- **Text to read**:

Shift in Focus: Data Visualization Researchers

00:00:46
Speaker
Welcome back to the PolicyViz podcast. I'm your host, John Schwabisch. We're going to change things up a little bit this week. We've been talking with some great folks in data journalism and some researchers in the policy area. This week, I'm excited to have researchers in the data visualization area. So I'm very excited to have with me this week, Robert Casara and Drew Skow. Gents, welcome to the show. Thanks for joining us, or joining me, I should say, or the three of us, I guess.
00:01:13
Speaker
So why don't we start by having each of you sort of introduce yourselves and a little bit about your background. And then I want to talk about these series of studies that came out a few months ago about how we perceive and measure pie charts. So Robert, why don't we start with you? Sure. So hi, I'm Robert Casara. I'm a research scientist at Table Software and a former professor at UNC Charlotte.
00:01:33
Speaker
And Drew is my last remaining PhD student. We've been working together on a bunch of these studies. Hi, I'm Drew. I'm a product manager at Pivodus Ventures, and I'm currently a PhD student at UNC Charlotte, finishing very soon.
00:01:47
Speaker
Very soon. Awesome. Good to hear. Well, let's just

Questioning Pie Chart Assumptions

00:01:50
Speaker
get right into it. So why don't I just let you guys talk about the papers. Two and actually a third paper, right? Robert, you had sort of had a nice post on your site about the two new papers and then had another post about an older one. So maybe I can just ask you to start talking about the new papers on pie charts.
00:02:06
Speaker
Sure, so we have to figure out who goes first. Let me put a little historical context first here and then I'll let Drew talk about his work. The thing about pie charts is that
00:02:17
Speaker
For a long time, people just had this idea that there's a certain way we read a pie chart, and that is that we look at the central angle at the center of a pie chart to read that opening angle, basically, of that slice, to reach the value or the fraction of the full circle that it represents. And that turns out to be based on a study, a very simple study, really, it turns out, that was published in 1926.

- **Data provided**:
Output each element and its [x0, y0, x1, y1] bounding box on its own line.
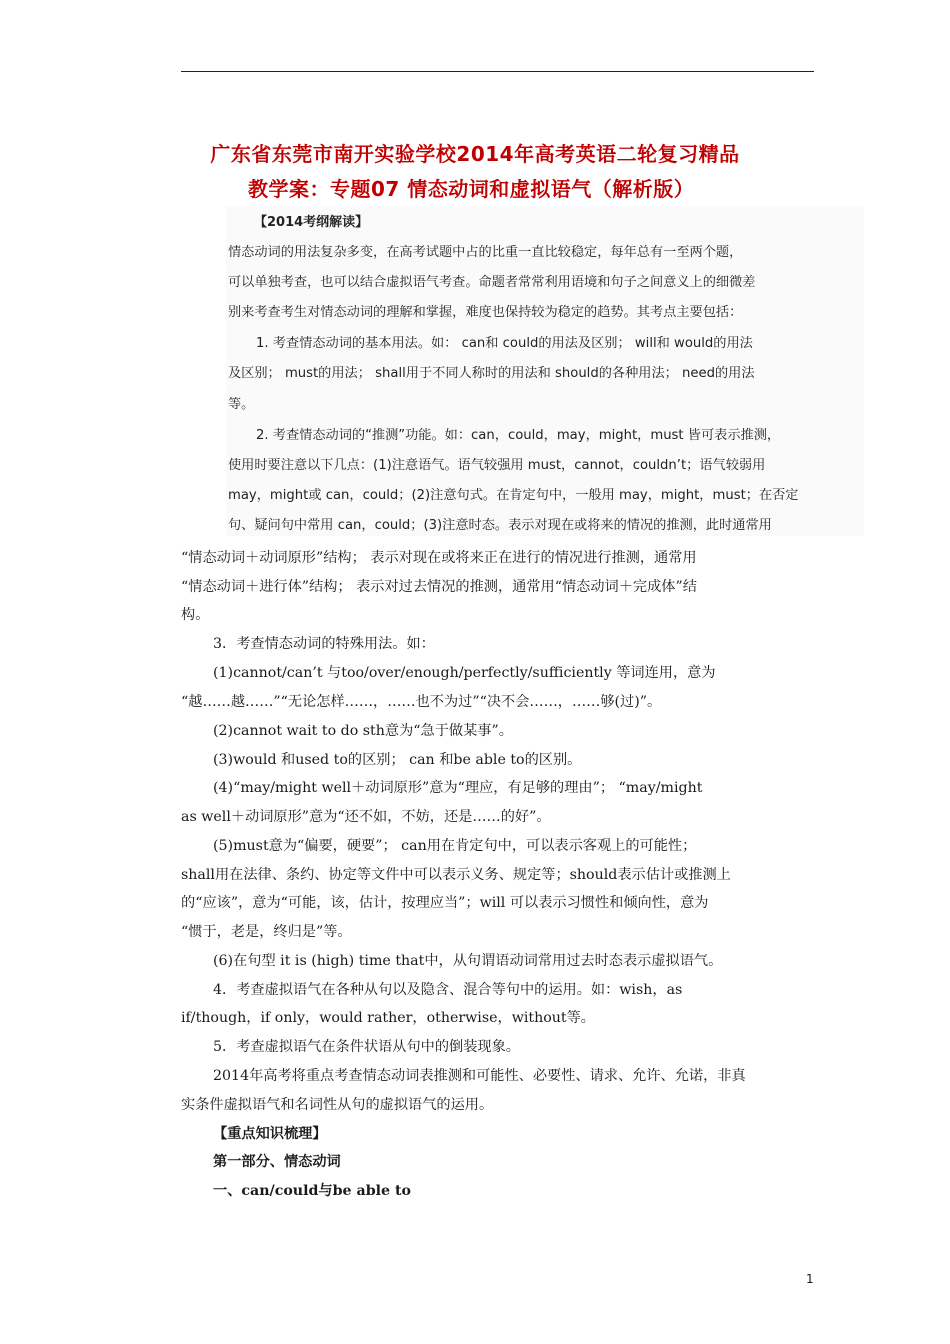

- **Task to carry out**: Copy out the podcast transcript about pie chart research word for word, from beginning to end.

- **Response**:
Shift in Focus: Data Visualization Researchers

00:00:46
Speaker
Welcome back to the PolicyViz podcast. I'm your host, John Schwabisch. We're going to change things up a little bit this week. We've been talking with some great folks in data journalism and some researchers in the policy area. This week, I'm excited to have researchers in the data visualization area. So I'm very excited to have with me this week, Robert Casara and Drew Skow. Gents, welcome to the show. Thanks for joining us, or joining me, I should say, or the three of us, I guess.
00:01:13
Speaker
So why don't we start by having each of you sort of introduce yourselves and a little bit about your background. And then I want to talk about these series of studies that came out a few months ago about how we perceive and measure pie charts. So Robert, why don't we start with you? Sure. So hi, I'm Robert Casara. I'm a research scientist at Table Software and a former professor at UNC Charlotte.
00:01:33
Speaker
And Drew is my last remaining PhD student. We've been working together on a bunch of these studies. Hi, I'm Drew. I'm a product manager at Pivodus Ventures, and I'm currently a PhD student at UNC Charlotte, finishing very soon.
00:01:47
Speaker
Very soon. Awesome. Good to hear. Well, let's just

Questioning Pie Chart Assumptions

00:01:50
Speaker
get right into it. So why don't I just let you guys talk about the papers. Two and actually a third paper, right? Robert, you had sort of had a nice post on your site about the two new papers and then had another post about an older one. So maybe I can just ask you to start talking about the new papers on pie charts.
00:02:06
Speaker
Sure, so we have to figure out who goes first. Let me put a little historical context first here and then I'll let Drew talk about his work. The thing about pie charts is that
00:02:17
Speaker
For a long time, people just had this idea that there's a certain way we read a pie chart, and that is that we look at the central angle at the center of a pie chart to read that opening angle, basically, of that slice, to reach the value or the fraction of the full circle that it represents. And that turns out to be based on a study, a very simple study, really, it turns out, that was published in 1926.